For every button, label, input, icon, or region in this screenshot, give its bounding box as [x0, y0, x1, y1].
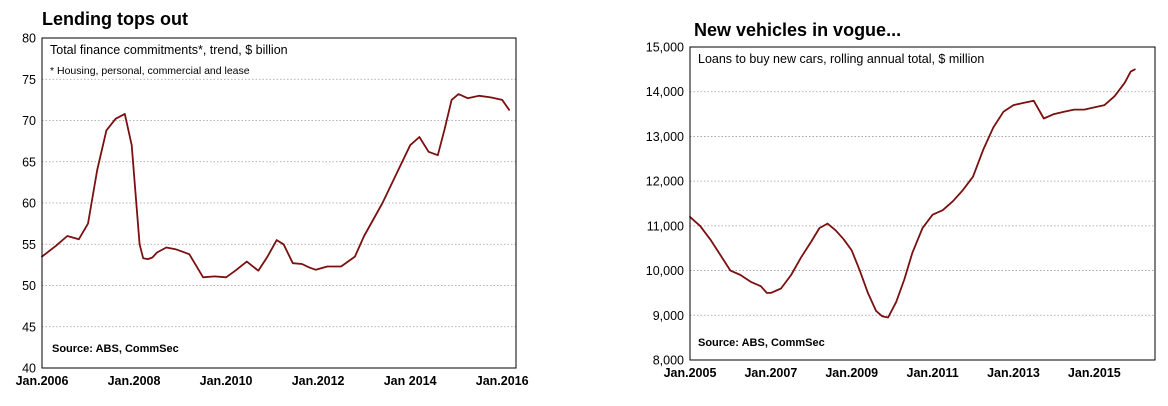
chart-svg: 8,000 9,000 10,000 11,000 12,000 13,000 14,000… — [646, 41, 1156, 380]
x-tick-label: Jan.2013 — [987, 366, 1040, 380]
y-tick-label: 50 — [22, 279, 36, 293]
chart-source: Source: ABS, CommSec — [52, 343, 179, 355]
plot-frame — [41, 37, 517, 369]
chart-panel-left: Lending tops out 40 45 50 55 60 65 70 75 80 Jan.2… — [0, 0, 560, 406]
chart-svg: 40 45 50 55 60 65 70 75 80 Jan.2006 Jan.2008 Jan.20… — [16, 32, 529, 389]
y-tick-label: 9,000 — [653, 309, 684, 323]
plot-frame — [689, 46, 1156, 361]
x-tick-label: Jan.2011 — [907, 366, 959, 380]
series-line — [689, 68, 1136, 319]
x-tick-label: Jan.2015 — [1068, 366, 1121, 380]
y-tick-label: 45 — [22, 320, 36, 334]
y-tick-label: 65 — [22, 155, 36, 169]
y-tick-label: 15,000 — [646, 41, 684, 55]
x-tick-label: Jan.2012 — [292, 374, 345, 388]
x-tick-label: Jan.2010 — [200, 374, 253, 388]
chart-subtitle: Loans to buy new cars, rolling annual to… — [698, 52, 984, 66]
chart-title: Lending tops out — [42, 9, 188, 29]
chart-title: New vehicles in vogue... — [694, 20, 902, 40]
y-tick-label: 70 — [22, 114, 36, 128]
y-tick-label: 80 — [22, 32, 36, 46]
y-tick-label: 10,000 — [646, 264, 684, 278]
y-tick-label: 60 — [22, 197, 36, 211]
y-tick-label: 12,000 — [646, 175, 684, 189]
y-tick-label: 75 — [22, 73, 36, 87]
chart-source: Source: ABS, CommSec — [698, 337, 825, 349]
y-tick-label: 11,000 — [647, 219, 684, 233]
chart-panel-right: New vehicles in vogue... 8,000 9,000 10,00… — [630, 0, 1168, 406]
x-tick-label: Jan 2014 — [384, 374, 437, 388]
y-tick-label: 40 — [22, 362, 36, 376]
x-tick-label: Jan.2007 — [744, 366, 797, 380]
chart-subtitle: Total finance commitments*, trend, $ bil… — [50, 43, 288, 57]
y-tick-label: 8,000 — [653, 354, 684, 368]
y-tick-label: 55 — [22, 238, 36, 252]
chart-footnote: * Housing, personal, commercial and leas… — [50, 65, 250, 77]
x-tick-label: Jan.2016 — [476, 374, 529, 388]
y-tick-label: 14,000 — [646, 85, 684, 99]
x-tick-label: Jan.2005 — [664, 366, 717, 380]
y-tick-label: 13,000 — [646, 130, 684, 144]
series-line — [41, 93, 511, 279]
x-tick-label: Jan.2008 — [108, 374, 161, 388]
x-tick-label: Jan.2009 — [825, 366, 878, 380]
x-tick-label: Jan.2006 — [16, 374, 69, 388]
━━━━━━━━━━━━━━━━━━━━━━━━━━━━━━
What this task involves. Reproduce every line of the entries above verbatim, character for character, leaving out the pictures.

Solved exercise.
For every button, label, input, icon, or region in this screenshot, give its bounding box as [x0, y0, x1, y1].
chart-svg: 8,000 9,000 10,000 11,000 12,000 13,000 14,000… — [646, 41, 1156, 380]
x-tick-label: Jan.2013 — [987, 366, 1040, 380]
y-tick-label: 50 — [22, 279, 36, 293]
chart-source: Source: ABS, CommSec — [52, 343, 179, 355]
plot-frame — [41, 37, 517, 369]
chart-panel-left: Lending tops out 40 45 50 55 60 65 70 75 80 Jan.2… — [0, 0, 560, 406]
chart-svg: 40 45 50 55 60 65 70 75 80 Jan.2006 Jan.2008 Jan.20… — [16, 32, 529, 389]
y-tick-label: 9,000 — [653, 309, 684, 323]
plot-frame — [689, 46, 1156, 361]
x-tick-label: Jan.2011 — [907, 366, 959, 380]
series-line — [689, 68, 1136, 319]
x-tick-label: Jan.2015 — [1068, 366, 1121, 380]
y-tick-label: 45 — [22, 320, 36, 334]
y-tick-label: 65 — [22, 155, 36, 169]
y-tick-label: 15,000 — [646, 41, 684, 55]
x-tick-label: Jan.2012 — [292, 374, 345, 388]
x-tick-label: Jan.2010 — [200, 374, 253, 388]
chart-subtitle: Loans to buy new cars, rolling annual to… — [698, 52, 984, 66]
chart-title: Lending tops out — [42, 9, 188, 29]
chart-title: New vehicles in vogue... — [694, 20, 902, 40]
y-tick-label: 70 — [22, 114, 36, 128]
y-tick-label: 80 — [22, 32, 36, 46]
y-tick-label: 10,000 — [646, 264, 684, 278]
y-tick-label: 60 — [22, 197, 36, 211]
y-tick-label: 12,000 — [646, 175, 684, 189]
y-tick-label: 75 — [22, 73, 36, 87]
chart-source: Source: ABS, CommSec — [698, 337, 825, 349]
y-tick-label: 11,000 — [647, 219, 684, 233]
chart-panel-right: New vehicles in vogue... 8,000 9,000 10,00… — [630, 0, 1168, 406]
x-tick-label: Jan 2014 — [384, 374, 437, 388]
y-tick-label: 40 — [22, 362, 36, 376]
x-tick-label: Jan.2007 — [744, 366, 797, 380]
chart-subtitle: Total finance commitments*, trend, $ bil… — [50, 43, 288, 57]
y-tick-label: 8,000 — [653, 354, 684, 368]
y-tick-label: 55 — [22, 238, 36, 252]
chart-footnote: * Housing, personal, commercial and leas… — [50, 65, 250, 77]
x-tick-label: Jan.2016 — [476, 374, 529, 388]
y-tick-label: 14,000 — [646, 85, 684, 99]
x-tick-label: Jan.2005 — [664, 366, 717, 380]
y-tick-label: 13,000 — [646, 130, 684, 144]
series-line — [41, 93, 511, 279]
x-tick-label: Jan.2008 — [108, 374, 161, 388]
x-tick-label: Jan.2009 — [825, 366, 878, 380]
x-tick-label: Jan.2006 — [16, 374, 69, 388]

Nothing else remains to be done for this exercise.